====== Study material

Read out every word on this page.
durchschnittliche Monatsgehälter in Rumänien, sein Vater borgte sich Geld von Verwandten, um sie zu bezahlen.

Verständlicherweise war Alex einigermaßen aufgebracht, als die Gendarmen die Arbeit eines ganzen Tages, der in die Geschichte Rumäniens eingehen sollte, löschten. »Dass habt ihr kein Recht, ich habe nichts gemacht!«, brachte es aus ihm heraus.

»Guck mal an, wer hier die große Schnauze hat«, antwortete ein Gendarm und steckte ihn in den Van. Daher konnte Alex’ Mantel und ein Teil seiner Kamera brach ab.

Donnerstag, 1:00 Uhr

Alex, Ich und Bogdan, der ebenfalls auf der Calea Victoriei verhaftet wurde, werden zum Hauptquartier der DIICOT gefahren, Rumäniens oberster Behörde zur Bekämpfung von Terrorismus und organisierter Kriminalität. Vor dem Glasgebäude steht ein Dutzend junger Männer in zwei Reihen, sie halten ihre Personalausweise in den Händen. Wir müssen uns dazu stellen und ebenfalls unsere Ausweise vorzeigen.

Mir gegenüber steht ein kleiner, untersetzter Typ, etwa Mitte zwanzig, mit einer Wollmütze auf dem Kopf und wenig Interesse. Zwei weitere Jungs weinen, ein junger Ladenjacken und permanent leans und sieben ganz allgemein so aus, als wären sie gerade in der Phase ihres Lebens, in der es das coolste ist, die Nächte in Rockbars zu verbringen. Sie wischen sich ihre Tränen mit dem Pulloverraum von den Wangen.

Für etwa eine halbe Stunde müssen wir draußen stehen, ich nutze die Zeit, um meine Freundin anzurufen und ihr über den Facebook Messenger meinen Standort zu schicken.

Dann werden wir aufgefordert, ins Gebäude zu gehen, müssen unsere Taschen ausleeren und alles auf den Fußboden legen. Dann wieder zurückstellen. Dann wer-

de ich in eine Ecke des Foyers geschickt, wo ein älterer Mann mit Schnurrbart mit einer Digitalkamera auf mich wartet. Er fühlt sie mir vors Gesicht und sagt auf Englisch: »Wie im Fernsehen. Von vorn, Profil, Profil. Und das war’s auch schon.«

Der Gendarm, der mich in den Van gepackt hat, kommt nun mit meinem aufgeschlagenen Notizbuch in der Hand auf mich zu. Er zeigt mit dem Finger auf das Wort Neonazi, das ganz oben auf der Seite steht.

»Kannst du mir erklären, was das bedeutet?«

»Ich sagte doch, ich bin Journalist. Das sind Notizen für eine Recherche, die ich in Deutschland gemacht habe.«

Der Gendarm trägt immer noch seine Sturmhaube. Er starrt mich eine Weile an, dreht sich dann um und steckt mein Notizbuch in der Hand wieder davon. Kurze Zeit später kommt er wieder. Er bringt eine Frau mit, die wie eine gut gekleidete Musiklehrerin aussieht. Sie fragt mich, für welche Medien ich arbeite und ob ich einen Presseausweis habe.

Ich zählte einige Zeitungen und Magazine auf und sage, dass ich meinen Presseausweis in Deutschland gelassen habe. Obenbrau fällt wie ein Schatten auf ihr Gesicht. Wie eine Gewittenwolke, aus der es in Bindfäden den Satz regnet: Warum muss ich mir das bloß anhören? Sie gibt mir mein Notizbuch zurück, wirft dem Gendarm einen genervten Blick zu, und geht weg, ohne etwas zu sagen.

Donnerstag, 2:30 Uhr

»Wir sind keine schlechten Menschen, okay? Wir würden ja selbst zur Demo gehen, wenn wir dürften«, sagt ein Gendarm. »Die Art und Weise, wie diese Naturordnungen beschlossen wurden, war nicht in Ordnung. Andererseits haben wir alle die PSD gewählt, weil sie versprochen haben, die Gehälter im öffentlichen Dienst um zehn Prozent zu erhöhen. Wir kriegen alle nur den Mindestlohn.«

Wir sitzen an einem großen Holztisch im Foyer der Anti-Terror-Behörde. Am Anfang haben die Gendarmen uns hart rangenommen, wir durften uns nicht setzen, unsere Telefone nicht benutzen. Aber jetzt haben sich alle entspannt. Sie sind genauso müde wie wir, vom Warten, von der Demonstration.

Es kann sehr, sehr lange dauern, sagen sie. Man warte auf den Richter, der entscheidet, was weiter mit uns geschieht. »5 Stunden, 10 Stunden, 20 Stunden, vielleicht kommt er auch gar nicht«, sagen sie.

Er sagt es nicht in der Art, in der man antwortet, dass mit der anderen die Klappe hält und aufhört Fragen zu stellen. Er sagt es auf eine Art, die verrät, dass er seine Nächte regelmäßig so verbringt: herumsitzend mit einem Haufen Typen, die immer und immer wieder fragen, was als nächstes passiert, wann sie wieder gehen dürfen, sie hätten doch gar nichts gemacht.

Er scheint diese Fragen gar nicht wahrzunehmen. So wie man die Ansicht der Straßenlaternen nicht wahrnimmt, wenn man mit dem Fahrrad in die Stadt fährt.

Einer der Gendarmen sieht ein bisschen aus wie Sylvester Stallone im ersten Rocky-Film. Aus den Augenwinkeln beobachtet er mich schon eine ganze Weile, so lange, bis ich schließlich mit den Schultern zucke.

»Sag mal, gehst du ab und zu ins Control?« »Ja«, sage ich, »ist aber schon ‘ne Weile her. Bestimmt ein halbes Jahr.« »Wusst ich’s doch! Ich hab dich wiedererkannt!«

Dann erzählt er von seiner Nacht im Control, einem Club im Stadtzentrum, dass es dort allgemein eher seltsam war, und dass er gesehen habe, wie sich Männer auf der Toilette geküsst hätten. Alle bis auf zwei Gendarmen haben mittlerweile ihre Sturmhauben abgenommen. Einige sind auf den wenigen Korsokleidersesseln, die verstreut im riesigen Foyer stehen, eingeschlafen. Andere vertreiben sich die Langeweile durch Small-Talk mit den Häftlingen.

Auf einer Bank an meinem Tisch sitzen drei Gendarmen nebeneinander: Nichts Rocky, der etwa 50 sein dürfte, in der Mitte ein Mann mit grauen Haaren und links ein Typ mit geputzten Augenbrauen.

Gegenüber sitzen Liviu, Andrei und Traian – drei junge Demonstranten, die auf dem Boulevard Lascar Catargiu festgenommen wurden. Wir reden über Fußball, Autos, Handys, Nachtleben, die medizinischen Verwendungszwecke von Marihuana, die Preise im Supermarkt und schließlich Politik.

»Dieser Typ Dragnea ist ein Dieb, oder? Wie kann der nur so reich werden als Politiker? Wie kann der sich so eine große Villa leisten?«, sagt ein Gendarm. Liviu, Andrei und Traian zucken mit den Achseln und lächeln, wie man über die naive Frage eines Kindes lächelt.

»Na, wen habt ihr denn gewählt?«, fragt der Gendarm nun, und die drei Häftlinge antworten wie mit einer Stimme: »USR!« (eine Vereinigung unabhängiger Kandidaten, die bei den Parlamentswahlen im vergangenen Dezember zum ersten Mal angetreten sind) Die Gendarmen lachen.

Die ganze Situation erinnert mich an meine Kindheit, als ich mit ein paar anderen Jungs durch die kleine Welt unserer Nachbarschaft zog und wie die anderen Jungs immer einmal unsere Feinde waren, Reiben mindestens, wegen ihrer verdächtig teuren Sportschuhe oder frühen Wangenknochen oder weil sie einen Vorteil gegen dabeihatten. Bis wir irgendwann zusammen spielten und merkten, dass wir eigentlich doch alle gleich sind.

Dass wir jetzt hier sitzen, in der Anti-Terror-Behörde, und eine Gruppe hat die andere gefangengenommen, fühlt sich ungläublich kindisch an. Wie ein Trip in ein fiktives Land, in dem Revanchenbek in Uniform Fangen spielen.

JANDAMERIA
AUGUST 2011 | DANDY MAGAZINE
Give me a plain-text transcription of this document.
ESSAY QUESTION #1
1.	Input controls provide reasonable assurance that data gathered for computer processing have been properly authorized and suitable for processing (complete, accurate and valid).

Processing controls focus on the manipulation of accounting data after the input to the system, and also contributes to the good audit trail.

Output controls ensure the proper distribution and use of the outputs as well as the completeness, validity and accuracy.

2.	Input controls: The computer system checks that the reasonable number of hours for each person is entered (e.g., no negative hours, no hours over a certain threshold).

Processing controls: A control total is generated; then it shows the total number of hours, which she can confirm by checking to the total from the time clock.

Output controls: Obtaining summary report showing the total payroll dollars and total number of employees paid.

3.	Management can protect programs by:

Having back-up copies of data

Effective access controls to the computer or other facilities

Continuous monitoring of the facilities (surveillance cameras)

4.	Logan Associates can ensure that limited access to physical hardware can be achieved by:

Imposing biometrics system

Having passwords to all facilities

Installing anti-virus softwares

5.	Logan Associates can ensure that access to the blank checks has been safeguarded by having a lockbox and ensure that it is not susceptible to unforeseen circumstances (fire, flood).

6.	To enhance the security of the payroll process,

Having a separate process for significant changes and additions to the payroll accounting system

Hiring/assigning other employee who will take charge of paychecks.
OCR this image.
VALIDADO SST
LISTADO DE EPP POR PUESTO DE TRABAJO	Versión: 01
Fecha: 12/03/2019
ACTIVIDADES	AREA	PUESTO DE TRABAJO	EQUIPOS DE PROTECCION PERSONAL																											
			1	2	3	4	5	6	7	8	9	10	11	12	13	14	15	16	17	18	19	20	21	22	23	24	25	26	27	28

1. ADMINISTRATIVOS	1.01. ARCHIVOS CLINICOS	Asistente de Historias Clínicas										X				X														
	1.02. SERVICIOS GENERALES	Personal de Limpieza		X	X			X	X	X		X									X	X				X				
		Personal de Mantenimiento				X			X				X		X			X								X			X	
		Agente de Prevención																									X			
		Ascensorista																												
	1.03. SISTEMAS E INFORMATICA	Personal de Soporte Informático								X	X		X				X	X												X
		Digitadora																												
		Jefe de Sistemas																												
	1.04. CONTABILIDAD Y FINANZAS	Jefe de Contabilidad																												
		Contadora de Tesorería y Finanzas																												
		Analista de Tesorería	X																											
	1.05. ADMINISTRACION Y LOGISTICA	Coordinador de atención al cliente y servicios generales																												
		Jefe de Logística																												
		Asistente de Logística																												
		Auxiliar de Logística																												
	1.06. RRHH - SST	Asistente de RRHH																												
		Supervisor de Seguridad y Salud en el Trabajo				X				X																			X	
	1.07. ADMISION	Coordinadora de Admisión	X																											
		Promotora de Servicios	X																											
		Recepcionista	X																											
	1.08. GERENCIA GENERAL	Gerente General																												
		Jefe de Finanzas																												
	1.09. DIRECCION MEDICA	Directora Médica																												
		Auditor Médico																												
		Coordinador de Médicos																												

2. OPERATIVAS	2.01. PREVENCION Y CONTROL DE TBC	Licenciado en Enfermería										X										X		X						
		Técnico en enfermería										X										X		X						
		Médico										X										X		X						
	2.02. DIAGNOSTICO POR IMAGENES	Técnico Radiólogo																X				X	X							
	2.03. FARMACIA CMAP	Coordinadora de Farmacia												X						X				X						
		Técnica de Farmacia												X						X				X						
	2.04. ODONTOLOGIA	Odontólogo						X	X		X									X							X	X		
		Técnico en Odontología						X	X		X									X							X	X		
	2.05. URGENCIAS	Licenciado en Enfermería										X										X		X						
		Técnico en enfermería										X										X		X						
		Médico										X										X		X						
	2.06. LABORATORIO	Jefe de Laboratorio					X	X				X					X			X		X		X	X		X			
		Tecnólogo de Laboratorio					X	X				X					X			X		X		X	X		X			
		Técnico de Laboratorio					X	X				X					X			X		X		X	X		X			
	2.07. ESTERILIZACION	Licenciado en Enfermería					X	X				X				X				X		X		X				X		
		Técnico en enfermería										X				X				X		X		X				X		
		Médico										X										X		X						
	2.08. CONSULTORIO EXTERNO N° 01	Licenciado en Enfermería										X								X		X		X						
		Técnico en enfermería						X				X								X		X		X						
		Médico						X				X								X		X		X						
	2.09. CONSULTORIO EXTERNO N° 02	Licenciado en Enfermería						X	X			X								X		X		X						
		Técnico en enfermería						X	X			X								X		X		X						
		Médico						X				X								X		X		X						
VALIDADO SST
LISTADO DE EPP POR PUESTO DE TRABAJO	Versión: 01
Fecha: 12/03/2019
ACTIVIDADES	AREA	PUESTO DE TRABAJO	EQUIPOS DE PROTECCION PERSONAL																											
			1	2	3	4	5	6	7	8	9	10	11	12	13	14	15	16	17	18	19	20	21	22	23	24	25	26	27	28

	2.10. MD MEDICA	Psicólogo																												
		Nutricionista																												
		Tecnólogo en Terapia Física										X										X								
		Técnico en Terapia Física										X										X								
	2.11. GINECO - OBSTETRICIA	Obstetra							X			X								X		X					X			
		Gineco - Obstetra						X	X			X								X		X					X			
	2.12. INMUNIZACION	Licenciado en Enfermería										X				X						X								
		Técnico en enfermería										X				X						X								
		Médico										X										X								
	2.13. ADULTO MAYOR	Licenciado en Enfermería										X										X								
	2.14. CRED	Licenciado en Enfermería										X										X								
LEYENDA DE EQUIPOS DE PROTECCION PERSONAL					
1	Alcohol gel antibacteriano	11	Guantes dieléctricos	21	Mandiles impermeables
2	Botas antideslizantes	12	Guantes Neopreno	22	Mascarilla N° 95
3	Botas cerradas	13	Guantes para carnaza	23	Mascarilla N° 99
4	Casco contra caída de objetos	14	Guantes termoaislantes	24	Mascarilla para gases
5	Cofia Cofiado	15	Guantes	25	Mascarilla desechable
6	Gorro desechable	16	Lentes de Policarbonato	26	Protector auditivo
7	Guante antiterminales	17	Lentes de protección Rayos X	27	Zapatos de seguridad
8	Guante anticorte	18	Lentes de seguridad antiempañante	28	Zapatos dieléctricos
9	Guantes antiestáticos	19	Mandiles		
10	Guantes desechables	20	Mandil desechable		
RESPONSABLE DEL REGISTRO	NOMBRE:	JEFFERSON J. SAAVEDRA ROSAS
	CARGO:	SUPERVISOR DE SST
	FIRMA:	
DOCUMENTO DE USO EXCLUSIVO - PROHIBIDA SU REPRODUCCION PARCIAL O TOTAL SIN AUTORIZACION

============

Problem to work on:
Retrieve every line above holding the word "Mandiles".

Solution to the exercise:
1	Alcohol gel antibacteriano	11	Guantes dieléctricos	21	Mandiles impermeables
9	Guantes antiestáticos	19	Mandiles		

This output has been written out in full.